> _Task directions_
Report each line of the data that has "desinenze" somewhere in it.
>> START
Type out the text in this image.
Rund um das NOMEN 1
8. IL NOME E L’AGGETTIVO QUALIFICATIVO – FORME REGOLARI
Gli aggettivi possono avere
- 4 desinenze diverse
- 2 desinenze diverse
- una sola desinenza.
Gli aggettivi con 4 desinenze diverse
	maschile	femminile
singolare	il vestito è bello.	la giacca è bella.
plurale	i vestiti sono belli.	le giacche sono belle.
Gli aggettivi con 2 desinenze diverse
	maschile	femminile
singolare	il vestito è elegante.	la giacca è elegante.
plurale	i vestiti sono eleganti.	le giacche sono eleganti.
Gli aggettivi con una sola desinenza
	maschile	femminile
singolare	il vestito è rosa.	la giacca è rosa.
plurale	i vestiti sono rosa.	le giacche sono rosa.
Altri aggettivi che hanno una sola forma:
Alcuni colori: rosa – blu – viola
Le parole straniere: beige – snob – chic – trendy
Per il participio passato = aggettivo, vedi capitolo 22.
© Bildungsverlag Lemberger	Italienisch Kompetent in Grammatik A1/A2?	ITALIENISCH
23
>> END
> _Final answer_
- 4 desinenze diverse
- 2 desinenze diverse
Gli aggettivi con 4 desinenze diverse
Gli aggettivi con 2 desinenze diverse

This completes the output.